#### TASK TO COMPLETE:
Check each line of the material. Copy those containing "JSON".

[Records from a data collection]

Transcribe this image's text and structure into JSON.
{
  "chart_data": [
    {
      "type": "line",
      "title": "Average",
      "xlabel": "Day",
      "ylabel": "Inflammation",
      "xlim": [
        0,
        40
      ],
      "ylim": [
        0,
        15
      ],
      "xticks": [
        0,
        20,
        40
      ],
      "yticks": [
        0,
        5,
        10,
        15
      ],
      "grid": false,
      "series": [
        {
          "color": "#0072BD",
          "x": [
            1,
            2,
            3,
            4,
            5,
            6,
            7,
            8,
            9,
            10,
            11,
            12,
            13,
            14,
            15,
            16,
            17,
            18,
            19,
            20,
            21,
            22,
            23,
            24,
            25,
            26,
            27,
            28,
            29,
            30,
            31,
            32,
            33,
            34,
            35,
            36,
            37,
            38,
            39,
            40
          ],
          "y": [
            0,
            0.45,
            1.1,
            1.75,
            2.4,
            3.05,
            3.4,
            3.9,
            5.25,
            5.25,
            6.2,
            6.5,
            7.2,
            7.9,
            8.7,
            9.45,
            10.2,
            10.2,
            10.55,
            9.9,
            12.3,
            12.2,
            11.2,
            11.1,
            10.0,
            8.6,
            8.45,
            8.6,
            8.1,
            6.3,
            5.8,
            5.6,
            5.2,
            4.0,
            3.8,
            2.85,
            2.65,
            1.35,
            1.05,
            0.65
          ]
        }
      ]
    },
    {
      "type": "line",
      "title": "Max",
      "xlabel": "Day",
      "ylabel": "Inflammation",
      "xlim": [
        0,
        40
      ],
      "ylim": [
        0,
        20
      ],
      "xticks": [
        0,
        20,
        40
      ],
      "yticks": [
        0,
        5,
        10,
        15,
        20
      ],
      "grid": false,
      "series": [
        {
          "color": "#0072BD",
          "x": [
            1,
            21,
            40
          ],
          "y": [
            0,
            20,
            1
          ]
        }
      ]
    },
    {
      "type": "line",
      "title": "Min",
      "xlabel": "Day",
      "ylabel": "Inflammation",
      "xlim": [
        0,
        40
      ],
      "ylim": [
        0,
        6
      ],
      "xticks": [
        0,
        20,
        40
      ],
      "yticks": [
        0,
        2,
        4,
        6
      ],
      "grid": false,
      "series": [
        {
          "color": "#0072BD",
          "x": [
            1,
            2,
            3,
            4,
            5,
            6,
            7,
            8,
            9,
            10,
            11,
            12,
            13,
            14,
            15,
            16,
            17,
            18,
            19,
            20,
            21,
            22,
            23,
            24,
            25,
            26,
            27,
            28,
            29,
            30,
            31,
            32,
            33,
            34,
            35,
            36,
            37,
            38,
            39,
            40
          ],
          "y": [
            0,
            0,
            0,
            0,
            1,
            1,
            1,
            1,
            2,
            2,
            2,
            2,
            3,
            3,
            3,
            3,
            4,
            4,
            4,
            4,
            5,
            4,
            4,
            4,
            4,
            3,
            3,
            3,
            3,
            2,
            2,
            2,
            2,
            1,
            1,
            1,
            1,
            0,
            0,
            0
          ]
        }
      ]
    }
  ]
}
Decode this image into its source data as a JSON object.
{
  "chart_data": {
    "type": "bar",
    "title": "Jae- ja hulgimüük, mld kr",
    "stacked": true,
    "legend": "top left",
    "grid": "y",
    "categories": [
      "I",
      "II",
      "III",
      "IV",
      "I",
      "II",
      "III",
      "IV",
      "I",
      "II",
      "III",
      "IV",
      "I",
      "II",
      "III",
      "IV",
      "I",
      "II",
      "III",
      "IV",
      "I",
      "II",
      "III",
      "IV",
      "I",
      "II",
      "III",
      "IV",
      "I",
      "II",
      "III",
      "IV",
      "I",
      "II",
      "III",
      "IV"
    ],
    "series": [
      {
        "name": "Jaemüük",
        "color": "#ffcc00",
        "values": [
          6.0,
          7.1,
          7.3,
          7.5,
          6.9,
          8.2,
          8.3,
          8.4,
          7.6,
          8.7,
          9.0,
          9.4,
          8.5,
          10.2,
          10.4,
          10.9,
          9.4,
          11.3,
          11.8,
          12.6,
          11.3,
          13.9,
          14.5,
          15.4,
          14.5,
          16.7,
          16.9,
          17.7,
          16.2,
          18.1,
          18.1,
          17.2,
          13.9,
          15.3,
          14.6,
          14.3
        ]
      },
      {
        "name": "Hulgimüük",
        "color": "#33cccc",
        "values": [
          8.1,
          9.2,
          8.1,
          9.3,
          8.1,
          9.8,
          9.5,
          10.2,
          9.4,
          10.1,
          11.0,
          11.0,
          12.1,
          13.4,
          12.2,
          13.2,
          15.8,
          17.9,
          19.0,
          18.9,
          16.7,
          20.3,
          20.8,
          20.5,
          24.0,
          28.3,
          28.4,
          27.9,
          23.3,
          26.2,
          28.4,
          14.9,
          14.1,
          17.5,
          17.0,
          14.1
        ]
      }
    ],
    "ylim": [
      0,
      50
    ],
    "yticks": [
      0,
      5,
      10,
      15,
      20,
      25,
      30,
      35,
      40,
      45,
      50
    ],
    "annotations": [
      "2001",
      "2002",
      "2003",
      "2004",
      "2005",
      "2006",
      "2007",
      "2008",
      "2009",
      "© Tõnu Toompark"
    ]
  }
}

#### ANSWER TO THE EXERCISE:
Transcribe this image's text and structure into JSON.
Decode this image into its source data as a JSON object.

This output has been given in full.